Problem details: Extract each record and reproduce it exactly.

Data supplied:
○ ○ ○ ○ ○ ○ ○
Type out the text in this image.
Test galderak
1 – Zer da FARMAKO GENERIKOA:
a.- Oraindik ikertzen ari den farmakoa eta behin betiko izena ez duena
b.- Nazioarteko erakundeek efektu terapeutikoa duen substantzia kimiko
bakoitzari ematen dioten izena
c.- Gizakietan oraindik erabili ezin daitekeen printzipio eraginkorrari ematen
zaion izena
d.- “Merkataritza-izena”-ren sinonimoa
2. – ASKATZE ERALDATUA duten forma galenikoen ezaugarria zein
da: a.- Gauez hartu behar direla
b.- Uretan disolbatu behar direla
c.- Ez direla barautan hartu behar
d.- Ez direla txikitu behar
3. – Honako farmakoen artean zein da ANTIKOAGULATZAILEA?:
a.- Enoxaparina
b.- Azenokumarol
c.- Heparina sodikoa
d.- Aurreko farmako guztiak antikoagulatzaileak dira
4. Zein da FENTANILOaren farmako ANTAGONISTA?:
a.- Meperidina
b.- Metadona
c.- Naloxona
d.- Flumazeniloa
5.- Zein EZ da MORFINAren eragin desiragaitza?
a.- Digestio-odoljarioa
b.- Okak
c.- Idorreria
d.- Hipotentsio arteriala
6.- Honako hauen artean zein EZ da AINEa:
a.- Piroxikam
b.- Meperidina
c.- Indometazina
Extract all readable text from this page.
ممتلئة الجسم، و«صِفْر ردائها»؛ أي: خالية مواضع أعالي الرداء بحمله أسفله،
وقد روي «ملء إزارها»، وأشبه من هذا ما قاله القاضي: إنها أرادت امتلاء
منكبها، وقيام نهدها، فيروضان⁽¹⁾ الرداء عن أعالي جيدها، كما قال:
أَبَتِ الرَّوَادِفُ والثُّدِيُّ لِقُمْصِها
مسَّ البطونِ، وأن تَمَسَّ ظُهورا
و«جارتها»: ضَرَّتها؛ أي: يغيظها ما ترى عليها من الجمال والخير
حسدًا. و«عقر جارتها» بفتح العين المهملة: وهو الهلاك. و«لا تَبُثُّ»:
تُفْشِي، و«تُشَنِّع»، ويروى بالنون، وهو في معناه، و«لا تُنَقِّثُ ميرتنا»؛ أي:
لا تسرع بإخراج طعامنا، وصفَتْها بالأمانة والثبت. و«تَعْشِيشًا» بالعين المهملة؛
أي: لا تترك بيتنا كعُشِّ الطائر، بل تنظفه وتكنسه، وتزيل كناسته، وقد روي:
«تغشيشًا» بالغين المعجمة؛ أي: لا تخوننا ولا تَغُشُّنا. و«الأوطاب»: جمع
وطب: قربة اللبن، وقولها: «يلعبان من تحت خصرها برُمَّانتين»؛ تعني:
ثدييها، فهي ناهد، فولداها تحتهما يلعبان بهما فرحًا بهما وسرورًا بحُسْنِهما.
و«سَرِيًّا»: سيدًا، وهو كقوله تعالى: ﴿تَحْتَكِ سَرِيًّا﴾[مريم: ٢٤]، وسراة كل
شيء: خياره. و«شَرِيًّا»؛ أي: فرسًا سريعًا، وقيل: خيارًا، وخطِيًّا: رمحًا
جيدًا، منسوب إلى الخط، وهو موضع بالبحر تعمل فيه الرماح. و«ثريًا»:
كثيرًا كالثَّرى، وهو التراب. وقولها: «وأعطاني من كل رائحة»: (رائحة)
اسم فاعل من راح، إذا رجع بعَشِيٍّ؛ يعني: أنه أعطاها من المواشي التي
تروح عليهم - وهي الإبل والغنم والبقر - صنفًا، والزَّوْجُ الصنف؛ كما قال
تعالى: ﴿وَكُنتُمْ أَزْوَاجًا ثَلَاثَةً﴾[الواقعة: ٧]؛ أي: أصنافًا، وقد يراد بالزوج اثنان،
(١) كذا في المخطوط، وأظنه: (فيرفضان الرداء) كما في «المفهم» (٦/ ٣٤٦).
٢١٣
○ ○ ○ ○ ○ ○ ○
Solved exercise:
Type out the text in this image.
Test galderak
1 – Zer da FARMAKO GENERIKOA:
a.- Oraindik ikertzen ari den farmakoa eta behin betiko izena ez duena
b.- Nazioarteko erakundeek efektu terapeutikoa duen substantzia kimiko
bakoitzari ematen dioten izena
c.- Gizakietan oraindik erabili ezin daitekeen printzipio eraginkorrari ematen
zaion izena
d.- “Merkataritza-izena”-ren sinonimoa
2. – ASKATZE ERALDATUA duten forma galenikoen ezaugarria zein
da: a.- Gauez hartu behar direla
b.- Uretan disolbatu behar direla
c.- Ez direla barautan hartu behar
d.- Ez direla txikitu behar
3. – Honako farmakoen artean zein da ANTIKOAGULATZAILEA?:
a.- Enoxaparina
b.- Azenokumarol
c.- Heparina sodikoa
d.- Aurreko farmako guztiak antikoagulatzaileak dira
4. Zein da FENTANILOaren farmako ANTAGONISTA?:
a.- Meperidina
b.- Metadona
c.- Naloxona
d.- Flumazeniloa
5.- Zein EZ da MORFINAren eragin desiragaitza?
a.- Digestio-odoljarioa
b.- Okak
c.- Idorreria
d.- Hipotentsio arteriala
6.- Honako hauen artean zein EZ da AINEa:
a.- Piroxikam
b.- Meperidina
c.- Indometazina
Extract all readable text from this page.
ممتلئة الجسم، و«صِفْر ردائها»؛ أي: خالية مواضع أعالي الرداء بحمله أسفله،
وقد روي «ملء إزارها»، وأشبه من هذا ما قاله القاضي: إنها أرادت امتلاء
منكبها، وقيام نهدها، فيروضان⁽¹⁾ الرداء عن أعالي جيدها، كما قال:
أَبَتِ الرَّوَادِفُ والثُّدِيُّ لِقُمْصِها
مسَّ البطونِ، وأن تَمَسَّ ظُهورا
و«جارتها»: ضَرَّتها؛ أي: يغيظها ما ترى عليها من الجمال والخير
حسدًا. و«عقر جارتها» بفتح العين المهملة: وهو الهلاك. و«لا تَبُثُّ»:
تُفْشِي، و«تُشَنِّع»، ويروى بالنون، وهو في معناه، و«لا تُنَقِّثُ ميرتنا»؛ أي:
لا تسرع بإخراج طعامنا، وصفَتْها بالأمانة والثبت. و«تَعْشِيشًا» بالعين المهملة؛
أي: لا تترك بيتنا كعُشِّ الطائر، بل تنظفه وتكنسه، وتزيل كناسته، وقد روي:
«تغشيشًا» بالغين المعجمة؛ أي: لا تخوننا ولا تَغُشُّنا. و«الأوطاب»: جمع
وطب: قربة اللبن، وقولها: «يلعبان من تحت خصرها برُمَّانتين»؛ تعني:
ثدييها، فهي ناهد، فولداها تحتهما يلعبان بهما فرحًا بهما وسرورًا بحُسْنِهما.
و«سَرِيًّا»: سيدًا، وهو كقوله تعالى: ﴿تَحْتَكِ سَرِيًّا﴾[مريم: ٢٤]، وسراة كل
شيء: خياره. و«شَرِيًّا»؛ أي: فرسًا سريعًا، وقيل: خيارًا، وخطِيًّا: رمحًا
جيدًا، منسوب إلى الخط، وهو موضع بالبحر تعمل فيه الرماح. و«ثريًا»:
كثيرًا كالثَّرى، وهو التراب. وقولها: «وأعطاني من كل رائحة»: (رائحة)
اسم فاعل من راح، إذا رجع بعَشِيٍّ؛ يعني: أنه أعطاها من المواشي التي
تروح عليهم - وهي الإبل والغنم والبقر - صنفًا، والزَّوْجُ الصنف؛ كما قال
تعالى: ﴿وَكُنتُمْ أَزْوَاجًا ثَلَاثَةً﴾[الواقعة: ٧]؛ أي: أصنافًا، وقد يراد بالزوج اثنان،
(١) كذا في المخطوط، وأظنه: (فيرفضان الرداء) كما في «المفهم» (٦/ ٣٤٦).
٢١٣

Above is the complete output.